WORK TO COMPLETE
Each line that holds the word "opção" should be returned.
━━━━━━
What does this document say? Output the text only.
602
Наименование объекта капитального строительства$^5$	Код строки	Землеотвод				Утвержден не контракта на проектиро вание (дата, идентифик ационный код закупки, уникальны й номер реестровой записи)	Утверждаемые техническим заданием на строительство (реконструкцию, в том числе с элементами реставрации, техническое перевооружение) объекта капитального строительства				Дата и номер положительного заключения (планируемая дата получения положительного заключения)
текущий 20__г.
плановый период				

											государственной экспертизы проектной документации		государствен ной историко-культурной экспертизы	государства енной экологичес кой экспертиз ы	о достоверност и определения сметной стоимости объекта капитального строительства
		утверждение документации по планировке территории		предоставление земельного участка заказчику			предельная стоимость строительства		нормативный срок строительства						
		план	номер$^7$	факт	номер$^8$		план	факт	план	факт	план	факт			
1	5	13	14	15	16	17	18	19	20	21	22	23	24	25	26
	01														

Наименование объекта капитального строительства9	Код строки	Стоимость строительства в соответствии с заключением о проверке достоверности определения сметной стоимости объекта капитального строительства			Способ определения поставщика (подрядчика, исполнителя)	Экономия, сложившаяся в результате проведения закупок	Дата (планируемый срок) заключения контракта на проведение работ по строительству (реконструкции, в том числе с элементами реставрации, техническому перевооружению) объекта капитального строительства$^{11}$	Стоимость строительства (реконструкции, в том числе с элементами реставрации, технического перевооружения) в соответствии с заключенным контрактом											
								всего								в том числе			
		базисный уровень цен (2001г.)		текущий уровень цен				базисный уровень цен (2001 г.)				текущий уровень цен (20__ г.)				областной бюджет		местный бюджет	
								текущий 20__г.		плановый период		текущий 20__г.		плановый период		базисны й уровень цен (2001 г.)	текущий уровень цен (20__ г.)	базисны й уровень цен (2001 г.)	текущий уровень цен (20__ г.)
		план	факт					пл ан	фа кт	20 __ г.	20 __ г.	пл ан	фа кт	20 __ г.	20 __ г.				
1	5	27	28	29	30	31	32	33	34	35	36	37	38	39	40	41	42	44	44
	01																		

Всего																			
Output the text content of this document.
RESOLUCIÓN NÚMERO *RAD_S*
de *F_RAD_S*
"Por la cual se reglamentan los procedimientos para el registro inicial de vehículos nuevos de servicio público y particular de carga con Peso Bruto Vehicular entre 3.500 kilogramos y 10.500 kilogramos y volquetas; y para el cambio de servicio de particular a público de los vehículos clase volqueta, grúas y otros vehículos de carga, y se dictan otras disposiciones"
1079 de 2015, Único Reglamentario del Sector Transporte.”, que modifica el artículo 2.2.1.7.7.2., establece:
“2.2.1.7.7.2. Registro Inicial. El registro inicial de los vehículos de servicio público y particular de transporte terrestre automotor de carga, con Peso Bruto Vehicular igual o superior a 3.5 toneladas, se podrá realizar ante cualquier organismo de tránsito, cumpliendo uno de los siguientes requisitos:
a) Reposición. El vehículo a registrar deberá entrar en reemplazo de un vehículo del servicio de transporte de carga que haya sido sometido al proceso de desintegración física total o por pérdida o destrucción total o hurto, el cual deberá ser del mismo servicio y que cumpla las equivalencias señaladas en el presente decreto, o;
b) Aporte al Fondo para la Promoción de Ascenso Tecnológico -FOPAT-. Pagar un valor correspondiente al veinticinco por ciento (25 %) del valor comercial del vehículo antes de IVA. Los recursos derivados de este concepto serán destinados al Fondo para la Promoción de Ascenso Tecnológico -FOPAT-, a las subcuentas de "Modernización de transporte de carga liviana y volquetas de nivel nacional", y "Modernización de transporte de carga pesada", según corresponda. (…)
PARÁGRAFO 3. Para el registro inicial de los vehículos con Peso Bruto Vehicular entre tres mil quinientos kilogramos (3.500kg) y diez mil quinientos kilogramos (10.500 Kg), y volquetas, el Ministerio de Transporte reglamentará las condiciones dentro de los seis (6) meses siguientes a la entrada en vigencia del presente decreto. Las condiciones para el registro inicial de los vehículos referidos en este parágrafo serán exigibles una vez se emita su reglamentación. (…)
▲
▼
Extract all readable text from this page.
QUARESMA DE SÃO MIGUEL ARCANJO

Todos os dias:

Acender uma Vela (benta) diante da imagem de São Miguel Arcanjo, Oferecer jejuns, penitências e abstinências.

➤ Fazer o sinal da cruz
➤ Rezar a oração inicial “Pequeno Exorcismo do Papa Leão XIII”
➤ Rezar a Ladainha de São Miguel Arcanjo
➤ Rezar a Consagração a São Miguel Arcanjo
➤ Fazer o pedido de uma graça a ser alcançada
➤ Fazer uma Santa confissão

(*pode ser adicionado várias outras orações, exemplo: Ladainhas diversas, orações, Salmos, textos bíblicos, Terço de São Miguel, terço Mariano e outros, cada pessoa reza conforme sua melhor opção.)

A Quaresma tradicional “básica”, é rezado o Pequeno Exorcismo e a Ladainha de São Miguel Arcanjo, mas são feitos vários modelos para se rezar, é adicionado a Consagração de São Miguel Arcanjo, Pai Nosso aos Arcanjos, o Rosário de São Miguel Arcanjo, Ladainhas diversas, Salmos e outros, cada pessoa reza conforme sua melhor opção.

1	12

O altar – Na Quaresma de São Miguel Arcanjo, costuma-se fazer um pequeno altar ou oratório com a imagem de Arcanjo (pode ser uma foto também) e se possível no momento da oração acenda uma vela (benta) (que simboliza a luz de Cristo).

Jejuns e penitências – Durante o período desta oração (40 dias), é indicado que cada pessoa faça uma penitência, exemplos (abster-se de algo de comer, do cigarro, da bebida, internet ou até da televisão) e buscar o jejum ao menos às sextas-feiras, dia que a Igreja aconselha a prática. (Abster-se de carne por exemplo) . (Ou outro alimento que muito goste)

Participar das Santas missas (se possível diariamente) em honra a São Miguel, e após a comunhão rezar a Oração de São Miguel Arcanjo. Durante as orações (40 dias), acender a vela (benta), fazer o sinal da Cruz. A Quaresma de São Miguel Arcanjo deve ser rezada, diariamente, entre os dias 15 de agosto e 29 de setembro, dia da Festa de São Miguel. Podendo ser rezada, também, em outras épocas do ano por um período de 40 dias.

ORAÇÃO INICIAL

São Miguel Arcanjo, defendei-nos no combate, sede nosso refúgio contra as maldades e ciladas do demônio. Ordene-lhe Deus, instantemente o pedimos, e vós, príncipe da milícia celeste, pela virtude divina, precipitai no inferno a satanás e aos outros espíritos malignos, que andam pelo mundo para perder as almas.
━━━━━━
EXERCISE SOLUTION
(*pode ser adicionado várias outras orações, exemplo: Ladainhas diversas, orações, Salmos, textos bíblicos, Terço de São Miguel, terço Mariano e outros, cada pessoa reza conforme sua melhor opção.)
A Quaresma tradicional “básica”, é rezado o Pequeno Exorcismo e a Ladainha de São Miguel Arcanjo, mas são feitos vários modelos para se rezar, é adicionado a Consagração de São Miguel Arcanjo, Pai Nosso aos Arcanjos, o Rosário de São Miguel Arcanjo, Ladainhas diversas, Salmos e outros, cada pessoa reza conforme sua melhor opção.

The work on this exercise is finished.